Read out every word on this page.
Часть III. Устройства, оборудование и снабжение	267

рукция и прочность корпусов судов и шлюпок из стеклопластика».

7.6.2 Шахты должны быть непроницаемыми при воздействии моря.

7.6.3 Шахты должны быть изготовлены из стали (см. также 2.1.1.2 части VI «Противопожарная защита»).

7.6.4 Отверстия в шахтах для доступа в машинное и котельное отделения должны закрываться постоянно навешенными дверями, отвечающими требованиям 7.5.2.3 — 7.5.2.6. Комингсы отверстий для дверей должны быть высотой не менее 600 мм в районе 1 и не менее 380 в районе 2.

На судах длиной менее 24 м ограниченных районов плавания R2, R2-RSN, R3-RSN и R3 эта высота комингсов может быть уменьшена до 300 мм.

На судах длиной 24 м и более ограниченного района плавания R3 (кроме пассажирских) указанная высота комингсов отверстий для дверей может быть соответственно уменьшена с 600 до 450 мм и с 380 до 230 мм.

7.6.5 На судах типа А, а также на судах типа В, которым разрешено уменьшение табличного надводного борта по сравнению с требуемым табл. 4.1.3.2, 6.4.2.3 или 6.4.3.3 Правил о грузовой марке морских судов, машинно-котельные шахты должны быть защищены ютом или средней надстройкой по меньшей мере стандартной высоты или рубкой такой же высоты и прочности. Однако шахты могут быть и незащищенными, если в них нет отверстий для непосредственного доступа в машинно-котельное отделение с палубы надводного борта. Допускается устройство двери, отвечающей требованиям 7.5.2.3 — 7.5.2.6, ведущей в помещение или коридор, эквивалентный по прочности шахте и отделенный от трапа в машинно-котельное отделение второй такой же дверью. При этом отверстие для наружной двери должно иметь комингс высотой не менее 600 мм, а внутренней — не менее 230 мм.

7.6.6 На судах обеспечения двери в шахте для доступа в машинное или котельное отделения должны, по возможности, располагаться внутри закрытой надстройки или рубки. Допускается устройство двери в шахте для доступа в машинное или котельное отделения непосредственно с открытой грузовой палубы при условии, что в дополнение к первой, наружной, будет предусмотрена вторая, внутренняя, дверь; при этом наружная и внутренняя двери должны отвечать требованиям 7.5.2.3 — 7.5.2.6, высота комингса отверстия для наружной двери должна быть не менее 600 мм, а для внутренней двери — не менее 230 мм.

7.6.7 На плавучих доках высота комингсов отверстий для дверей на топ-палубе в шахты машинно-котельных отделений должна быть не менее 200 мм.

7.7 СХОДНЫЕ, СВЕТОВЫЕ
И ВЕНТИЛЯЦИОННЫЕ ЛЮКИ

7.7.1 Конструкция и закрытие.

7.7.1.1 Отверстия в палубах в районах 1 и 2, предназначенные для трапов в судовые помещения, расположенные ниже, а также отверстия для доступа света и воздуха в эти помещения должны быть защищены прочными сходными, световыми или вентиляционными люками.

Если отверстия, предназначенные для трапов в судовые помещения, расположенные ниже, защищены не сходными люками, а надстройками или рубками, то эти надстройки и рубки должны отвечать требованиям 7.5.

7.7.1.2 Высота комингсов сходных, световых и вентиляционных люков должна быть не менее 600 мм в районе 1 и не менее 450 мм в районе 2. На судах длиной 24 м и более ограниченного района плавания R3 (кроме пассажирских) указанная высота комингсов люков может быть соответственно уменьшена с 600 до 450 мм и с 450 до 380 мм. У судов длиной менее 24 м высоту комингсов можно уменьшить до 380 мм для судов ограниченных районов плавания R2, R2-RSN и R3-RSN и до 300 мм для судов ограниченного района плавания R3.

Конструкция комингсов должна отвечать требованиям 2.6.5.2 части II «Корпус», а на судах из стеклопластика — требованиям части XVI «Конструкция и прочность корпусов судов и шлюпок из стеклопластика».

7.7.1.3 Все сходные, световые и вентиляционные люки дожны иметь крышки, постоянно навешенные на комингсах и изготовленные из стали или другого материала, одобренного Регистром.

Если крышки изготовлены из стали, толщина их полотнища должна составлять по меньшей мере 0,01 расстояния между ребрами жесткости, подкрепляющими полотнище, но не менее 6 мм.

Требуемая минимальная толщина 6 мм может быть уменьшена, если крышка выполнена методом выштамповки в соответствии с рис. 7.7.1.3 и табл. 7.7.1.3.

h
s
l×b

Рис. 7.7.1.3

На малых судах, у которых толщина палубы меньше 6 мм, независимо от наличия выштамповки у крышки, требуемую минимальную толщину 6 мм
━━━━━━━━━━
WHAT THIS TASK INVOLVES
Which lines hold the word "высотой"? Copy each of them from the records.

RESPONSE FOR THIS EXERCISE
7.6.4 Отверстия в шахтах для доступа в машинное и котельное отделения должны закрываться постоянно навешенными дверями, отвечающими требованиям 7.5.2.3 — 7.5.2.6. Комингсы отверстий для дверей должны быть высотой не менее 600 мм в районе 1 и не менее 380 в районе 2.
7.6.5 На судах типа А, а также на судах типа В, которым разрешено уменьшение табличного надводного борта по сравнению с требуемым табл. 4.1.3.2, 6.4.2.3 или 6.4.3.3 Правил о грузовой марке морских судов, машинно-котельные шахты должны быть защищены ютом или средней надстройкой по меньшей мере стандартной высоты или рубкой такой же высоты и прочности. Однако шахты могут быть и незащищенными, если в них нет отверстий для непосредственного доступа в машинно-котельное отделение с палубы надводного борта. Допускается устройство двери, отвечающей требованиям 7.5.2.3 — 7.5.2.6, ведущей в помещение или коридор, эквивалентный по прочности шахте и отделенный от трапа в машинно-котельное отделение второй такой же дверью. При этом отверстие для наружной двери должно иметь комингс высотой не менее 600 мм, а внутренней — не менее 230 мм.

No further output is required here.